--- Exercise instructions ---
Find all lines in the records that include the word "května", and copy them out.

Records about charts and figures
════

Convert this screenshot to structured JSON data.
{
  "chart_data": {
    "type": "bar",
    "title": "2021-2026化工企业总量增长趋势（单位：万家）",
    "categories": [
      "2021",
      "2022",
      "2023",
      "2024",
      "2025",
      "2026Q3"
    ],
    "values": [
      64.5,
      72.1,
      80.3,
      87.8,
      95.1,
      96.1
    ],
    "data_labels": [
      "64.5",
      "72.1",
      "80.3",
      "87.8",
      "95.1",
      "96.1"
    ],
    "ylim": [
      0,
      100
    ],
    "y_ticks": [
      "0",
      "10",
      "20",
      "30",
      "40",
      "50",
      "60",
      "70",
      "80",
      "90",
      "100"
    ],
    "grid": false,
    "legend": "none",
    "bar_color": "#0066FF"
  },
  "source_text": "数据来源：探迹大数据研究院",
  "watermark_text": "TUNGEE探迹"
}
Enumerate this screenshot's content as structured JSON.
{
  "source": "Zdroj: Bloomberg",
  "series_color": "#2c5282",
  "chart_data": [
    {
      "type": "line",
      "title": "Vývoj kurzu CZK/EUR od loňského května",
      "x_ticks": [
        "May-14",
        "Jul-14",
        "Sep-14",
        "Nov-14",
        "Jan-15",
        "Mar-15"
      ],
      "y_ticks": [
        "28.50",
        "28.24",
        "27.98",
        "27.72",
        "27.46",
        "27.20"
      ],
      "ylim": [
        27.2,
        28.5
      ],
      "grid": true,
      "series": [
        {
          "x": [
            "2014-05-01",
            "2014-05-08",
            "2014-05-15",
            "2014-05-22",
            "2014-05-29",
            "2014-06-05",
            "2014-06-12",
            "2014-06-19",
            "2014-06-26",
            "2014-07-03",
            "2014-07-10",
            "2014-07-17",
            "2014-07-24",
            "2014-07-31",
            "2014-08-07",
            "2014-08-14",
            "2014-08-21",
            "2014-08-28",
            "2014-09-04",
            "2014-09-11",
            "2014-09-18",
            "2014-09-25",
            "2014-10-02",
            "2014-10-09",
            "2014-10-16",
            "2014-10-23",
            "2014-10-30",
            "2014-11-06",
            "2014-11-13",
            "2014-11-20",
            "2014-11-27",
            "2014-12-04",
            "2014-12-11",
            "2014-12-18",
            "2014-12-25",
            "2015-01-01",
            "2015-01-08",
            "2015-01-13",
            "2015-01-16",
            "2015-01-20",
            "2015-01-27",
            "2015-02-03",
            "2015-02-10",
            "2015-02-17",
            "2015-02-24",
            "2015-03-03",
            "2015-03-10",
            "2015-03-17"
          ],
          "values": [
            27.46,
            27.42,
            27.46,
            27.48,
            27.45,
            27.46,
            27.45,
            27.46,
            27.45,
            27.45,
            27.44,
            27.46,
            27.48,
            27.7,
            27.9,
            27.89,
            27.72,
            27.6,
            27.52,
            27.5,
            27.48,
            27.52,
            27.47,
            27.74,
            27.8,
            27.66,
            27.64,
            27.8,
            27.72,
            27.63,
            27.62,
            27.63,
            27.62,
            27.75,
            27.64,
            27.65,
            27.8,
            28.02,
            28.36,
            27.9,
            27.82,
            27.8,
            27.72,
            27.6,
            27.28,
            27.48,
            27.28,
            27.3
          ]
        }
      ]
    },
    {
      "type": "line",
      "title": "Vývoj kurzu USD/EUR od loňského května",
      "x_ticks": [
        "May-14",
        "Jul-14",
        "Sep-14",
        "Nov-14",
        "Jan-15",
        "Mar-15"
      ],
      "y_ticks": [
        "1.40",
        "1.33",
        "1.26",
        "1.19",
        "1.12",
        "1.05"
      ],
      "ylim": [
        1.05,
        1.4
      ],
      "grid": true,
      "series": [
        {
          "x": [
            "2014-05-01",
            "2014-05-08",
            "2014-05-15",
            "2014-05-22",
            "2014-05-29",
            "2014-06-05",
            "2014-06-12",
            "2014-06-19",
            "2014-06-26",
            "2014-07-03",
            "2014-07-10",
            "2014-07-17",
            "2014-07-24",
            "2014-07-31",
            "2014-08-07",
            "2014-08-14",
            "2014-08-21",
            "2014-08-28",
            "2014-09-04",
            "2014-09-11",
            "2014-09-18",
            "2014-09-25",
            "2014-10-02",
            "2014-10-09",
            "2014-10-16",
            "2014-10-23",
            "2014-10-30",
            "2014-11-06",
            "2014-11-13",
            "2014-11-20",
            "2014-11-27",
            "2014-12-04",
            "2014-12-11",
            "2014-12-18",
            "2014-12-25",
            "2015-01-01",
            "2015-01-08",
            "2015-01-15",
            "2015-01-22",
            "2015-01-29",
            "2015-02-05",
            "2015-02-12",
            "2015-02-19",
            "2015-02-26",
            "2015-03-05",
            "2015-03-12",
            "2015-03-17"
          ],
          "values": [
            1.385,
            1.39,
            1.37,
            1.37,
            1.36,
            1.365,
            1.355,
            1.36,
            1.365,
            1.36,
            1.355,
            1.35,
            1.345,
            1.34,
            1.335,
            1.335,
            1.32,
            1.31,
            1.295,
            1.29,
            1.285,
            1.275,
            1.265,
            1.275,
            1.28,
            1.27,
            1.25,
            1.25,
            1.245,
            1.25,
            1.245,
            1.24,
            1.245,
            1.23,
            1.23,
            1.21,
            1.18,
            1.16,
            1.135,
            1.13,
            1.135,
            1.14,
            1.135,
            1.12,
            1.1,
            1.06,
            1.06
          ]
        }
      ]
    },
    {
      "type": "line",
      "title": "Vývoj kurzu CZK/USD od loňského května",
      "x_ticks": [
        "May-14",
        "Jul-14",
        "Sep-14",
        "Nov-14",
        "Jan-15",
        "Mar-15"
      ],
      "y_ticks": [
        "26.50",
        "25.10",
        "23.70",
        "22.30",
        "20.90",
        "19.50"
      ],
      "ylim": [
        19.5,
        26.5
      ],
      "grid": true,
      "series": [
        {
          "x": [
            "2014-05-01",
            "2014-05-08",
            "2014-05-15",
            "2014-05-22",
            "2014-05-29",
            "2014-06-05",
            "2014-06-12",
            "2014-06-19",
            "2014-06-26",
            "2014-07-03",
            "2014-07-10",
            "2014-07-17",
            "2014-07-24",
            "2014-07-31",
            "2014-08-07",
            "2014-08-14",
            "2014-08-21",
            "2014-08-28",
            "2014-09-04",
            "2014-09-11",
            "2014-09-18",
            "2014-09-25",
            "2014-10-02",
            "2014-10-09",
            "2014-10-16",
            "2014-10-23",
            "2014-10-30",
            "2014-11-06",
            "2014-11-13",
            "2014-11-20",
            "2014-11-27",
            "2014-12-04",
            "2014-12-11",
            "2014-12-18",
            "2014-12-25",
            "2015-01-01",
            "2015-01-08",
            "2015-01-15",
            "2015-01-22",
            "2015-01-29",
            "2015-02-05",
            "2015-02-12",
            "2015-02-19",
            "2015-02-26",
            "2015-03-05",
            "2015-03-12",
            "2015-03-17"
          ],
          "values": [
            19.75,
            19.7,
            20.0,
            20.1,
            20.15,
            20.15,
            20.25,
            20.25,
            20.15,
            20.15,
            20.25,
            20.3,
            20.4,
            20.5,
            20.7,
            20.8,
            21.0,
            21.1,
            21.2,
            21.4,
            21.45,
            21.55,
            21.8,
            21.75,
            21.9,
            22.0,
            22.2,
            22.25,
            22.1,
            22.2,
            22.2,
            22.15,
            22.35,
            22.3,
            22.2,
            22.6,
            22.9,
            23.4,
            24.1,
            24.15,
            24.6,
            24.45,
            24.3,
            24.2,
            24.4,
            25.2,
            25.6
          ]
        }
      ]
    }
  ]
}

════

--- Result ---
      "title": "Vývoj kurzu CZK/EUR od loňského května",
      "title": "Vývoj kurzu USD/EUR od loňského května",
      "title": "Vývoj kurzu CZK/USD od loňského května",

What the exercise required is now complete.